Collected data
╔══

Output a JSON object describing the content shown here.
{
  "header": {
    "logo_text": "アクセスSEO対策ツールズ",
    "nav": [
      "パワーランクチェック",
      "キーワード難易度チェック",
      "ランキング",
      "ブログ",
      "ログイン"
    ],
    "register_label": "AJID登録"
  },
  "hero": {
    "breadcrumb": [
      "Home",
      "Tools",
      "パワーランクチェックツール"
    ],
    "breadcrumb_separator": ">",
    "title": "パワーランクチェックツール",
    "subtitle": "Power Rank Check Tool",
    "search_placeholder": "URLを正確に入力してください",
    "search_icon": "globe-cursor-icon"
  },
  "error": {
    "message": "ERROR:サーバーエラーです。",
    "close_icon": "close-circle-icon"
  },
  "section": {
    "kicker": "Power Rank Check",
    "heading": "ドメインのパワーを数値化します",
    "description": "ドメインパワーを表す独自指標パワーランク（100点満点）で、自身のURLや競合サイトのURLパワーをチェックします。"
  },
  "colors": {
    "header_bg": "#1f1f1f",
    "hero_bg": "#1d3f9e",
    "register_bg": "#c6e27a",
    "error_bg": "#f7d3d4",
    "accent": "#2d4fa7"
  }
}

╚══

- [TASK INSTRUCTIONS]:
Scan the lines for the string "Rank". Copy out each line that matches.

- [WRITTEN RESPONSE]:
    "subtitle": "Power Rank Check Tool",
    "kicker": "Power Rank Check",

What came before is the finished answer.